= Instructions to follow =
Give, as a bare number, the count of lines that contain the word "name".
Start of Given entries
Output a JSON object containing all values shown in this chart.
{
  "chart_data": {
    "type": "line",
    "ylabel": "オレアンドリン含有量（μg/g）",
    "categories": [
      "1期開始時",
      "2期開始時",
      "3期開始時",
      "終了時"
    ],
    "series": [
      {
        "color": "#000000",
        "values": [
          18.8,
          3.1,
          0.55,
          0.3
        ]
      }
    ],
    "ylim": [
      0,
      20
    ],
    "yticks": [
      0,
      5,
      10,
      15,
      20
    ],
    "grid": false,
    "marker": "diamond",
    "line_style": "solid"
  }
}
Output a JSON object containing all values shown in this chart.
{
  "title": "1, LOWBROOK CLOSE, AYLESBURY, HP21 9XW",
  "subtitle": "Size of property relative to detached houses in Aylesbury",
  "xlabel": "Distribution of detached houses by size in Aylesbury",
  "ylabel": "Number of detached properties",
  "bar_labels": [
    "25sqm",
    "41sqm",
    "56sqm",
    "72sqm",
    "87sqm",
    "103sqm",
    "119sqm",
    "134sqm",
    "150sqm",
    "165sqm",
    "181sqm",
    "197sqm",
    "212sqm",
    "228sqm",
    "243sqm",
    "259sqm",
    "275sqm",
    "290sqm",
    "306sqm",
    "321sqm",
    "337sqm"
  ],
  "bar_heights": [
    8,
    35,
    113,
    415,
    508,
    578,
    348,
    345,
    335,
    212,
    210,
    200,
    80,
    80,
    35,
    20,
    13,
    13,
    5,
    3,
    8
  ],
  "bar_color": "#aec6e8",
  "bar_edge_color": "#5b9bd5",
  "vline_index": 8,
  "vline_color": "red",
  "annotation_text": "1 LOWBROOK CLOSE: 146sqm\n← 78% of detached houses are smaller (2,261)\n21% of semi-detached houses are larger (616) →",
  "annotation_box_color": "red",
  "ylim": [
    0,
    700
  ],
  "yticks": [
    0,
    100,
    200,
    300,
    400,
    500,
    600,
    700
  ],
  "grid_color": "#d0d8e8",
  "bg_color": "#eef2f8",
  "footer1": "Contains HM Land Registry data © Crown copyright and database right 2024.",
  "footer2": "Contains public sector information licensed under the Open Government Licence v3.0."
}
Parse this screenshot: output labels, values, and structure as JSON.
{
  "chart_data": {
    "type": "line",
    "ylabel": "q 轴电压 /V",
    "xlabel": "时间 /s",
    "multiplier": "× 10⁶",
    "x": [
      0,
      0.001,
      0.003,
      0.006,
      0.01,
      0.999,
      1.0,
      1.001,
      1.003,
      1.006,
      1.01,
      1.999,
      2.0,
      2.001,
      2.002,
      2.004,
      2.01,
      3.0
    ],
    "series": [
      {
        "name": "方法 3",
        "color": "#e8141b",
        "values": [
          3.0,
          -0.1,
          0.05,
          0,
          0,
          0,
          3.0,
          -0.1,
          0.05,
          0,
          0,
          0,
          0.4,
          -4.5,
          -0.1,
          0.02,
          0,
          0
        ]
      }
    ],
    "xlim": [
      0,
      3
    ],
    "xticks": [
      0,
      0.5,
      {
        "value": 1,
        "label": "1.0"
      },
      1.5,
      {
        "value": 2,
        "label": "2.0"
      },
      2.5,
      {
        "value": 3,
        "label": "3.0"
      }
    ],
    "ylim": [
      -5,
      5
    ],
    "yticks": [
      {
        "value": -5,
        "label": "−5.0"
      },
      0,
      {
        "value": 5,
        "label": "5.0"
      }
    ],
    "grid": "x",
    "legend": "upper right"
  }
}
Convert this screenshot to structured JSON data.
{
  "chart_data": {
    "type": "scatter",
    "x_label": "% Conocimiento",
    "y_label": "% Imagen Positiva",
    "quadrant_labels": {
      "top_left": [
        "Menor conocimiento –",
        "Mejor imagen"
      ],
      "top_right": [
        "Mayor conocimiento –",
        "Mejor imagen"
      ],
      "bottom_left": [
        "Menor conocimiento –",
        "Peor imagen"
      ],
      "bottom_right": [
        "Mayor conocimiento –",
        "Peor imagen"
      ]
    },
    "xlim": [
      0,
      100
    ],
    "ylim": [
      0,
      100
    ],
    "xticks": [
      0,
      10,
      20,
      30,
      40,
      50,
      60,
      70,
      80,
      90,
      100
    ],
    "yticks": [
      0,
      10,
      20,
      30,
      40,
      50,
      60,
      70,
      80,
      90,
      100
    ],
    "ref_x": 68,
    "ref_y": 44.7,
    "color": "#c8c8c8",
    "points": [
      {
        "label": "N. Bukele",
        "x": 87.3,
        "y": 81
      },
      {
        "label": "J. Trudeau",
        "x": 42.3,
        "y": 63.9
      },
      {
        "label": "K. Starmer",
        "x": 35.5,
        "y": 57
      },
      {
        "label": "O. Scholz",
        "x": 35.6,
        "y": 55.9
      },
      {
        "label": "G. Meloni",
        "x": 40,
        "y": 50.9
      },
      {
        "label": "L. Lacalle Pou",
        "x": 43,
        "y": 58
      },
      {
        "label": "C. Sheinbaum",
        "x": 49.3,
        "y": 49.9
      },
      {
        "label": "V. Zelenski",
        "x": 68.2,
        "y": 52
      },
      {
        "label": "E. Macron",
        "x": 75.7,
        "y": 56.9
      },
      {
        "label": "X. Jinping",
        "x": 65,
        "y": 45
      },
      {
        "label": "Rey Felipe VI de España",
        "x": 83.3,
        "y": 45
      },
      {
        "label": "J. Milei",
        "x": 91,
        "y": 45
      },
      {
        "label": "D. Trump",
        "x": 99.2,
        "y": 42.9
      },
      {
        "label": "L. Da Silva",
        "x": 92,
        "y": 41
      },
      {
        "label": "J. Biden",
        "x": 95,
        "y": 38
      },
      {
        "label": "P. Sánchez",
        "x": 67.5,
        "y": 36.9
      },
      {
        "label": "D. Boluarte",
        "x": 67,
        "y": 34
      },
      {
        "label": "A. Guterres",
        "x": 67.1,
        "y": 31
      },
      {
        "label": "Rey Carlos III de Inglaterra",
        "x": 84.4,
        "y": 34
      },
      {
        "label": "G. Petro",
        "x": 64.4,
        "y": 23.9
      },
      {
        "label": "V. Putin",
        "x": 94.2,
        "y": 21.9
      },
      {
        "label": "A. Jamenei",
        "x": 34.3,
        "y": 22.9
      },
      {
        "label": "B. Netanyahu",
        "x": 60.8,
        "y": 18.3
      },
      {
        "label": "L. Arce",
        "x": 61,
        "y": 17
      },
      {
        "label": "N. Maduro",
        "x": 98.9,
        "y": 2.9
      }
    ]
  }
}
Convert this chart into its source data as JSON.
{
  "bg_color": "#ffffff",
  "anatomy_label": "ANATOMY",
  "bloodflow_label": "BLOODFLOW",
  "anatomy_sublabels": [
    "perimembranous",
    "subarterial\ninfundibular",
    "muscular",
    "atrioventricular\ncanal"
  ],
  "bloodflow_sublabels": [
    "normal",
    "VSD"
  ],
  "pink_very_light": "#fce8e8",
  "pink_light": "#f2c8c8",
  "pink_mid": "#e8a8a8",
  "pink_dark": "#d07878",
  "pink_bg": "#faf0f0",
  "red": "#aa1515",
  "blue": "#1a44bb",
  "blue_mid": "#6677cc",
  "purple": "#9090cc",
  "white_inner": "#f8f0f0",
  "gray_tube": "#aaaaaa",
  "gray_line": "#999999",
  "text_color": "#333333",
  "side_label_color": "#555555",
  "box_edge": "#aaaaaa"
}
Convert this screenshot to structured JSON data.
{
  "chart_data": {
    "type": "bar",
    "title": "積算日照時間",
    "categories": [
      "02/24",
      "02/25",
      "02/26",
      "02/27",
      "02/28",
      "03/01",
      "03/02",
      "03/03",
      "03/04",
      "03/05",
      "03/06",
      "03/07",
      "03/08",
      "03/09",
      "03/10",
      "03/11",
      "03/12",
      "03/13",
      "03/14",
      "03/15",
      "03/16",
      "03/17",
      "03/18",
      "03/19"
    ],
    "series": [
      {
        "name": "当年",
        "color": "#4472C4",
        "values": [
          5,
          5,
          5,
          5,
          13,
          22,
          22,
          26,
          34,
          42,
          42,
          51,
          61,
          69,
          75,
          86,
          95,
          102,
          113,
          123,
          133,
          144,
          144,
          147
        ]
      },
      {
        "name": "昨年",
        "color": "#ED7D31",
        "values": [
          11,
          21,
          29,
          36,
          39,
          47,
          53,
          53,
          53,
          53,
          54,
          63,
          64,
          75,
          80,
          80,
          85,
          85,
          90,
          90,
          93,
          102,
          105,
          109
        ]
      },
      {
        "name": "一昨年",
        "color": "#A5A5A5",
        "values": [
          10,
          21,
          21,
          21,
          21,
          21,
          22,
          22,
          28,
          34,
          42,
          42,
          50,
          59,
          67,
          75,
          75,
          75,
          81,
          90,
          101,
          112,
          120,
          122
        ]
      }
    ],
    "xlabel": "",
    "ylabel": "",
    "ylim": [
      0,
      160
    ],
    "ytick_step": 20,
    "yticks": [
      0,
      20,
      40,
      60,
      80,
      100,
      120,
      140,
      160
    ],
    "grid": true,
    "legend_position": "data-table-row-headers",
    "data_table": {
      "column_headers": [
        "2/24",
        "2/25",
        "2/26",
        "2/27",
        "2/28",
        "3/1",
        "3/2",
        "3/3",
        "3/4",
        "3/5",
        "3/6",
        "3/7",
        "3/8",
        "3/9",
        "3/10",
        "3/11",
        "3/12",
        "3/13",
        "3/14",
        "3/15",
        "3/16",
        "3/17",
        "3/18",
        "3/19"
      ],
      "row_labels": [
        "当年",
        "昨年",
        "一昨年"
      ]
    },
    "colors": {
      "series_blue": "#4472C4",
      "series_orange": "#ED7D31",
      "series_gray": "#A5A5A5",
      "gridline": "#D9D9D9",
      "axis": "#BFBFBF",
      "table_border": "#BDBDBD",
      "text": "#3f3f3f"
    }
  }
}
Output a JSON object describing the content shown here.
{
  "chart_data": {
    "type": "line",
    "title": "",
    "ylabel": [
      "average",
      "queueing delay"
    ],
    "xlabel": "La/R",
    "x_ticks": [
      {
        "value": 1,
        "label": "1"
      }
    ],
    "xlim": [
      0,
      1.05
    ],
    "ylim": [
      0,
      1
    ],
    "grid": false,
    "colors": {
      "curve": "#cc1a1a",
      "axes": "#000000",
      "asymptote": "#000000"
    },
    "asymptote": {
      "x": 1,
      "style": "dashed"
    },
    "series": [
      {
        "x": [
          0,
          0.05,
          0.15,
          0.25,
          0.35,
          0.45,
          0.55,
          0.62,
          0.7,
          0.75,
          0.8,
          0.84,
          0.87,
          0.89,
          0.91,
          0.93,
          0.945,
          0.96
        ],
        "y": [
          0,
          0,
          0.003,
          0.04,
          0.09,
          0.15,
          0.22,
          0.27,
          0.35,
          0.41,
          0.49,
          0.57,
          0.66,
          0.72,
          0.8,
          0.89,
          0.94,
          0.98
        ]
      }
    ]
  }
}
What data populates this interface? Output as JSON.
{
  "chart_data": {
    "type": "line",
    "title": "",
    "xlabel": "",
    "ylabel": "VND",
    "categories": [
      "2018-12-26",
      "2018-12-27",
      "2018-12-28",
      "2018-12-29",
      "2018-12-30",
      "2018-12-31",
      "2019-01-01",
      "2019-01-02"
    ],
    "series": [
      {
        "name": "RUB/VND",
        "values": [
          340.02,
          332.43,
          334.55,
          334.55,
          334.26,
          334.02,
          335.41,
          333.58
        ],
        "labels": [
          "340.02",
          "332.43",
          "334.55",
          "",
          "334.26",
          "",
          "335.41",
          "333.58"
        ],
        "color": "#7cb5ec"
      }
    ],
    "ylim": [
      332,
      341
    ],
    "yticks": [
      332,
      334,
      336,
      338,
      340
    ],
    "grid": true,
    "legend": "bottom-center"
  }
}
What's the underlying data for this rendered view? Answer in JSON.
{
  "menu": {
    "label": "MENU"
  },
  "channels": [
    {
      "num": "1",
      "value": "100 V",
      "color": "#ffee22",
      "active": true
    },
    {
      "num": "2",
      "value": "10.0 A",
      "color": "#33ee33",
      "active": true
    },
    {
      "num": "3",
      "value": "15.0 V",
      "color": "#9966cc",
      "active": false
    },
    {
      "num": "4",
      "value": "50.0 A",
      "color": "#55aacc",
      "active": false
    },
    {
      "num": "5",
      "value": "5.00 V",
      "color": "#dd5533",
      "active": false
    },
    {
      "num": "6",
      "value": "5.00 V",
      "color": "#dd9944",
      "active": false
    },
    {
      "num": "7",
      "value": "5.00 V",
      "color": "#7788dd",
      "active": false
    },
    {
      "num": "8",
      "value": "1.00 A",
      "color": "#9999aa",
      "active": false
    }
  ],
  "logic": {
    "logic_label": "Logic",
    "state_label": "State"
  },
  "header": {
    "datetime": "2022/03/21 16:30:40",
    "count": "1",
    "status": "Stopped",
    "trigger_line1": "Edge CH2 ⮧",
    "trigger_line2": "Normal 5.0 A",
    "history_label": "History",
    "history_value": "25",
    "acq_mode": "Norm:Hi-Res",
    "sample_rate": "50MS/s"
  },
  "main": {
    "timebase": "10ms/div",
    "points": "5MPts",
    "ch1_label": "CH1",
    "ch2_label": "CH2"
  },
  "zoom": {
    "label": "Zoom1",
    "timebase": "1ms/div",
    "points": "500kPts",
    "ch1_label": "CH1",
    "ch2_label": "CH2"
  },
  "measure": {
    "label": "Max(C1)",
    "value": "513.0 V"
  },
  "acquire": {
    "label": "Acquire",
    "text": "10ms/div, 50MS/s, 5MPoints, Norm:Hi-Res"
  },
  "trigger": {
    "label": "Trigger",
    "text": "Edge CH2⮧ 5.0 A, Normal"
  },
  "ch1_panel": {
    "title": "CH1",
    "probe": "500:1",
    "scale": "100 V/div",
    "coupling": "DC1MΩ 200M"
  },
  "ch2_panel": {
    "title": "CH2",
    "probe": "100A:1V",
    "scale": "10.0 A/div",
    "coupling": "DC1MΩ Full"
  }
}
End of Given entries
= Response to the exercise =
5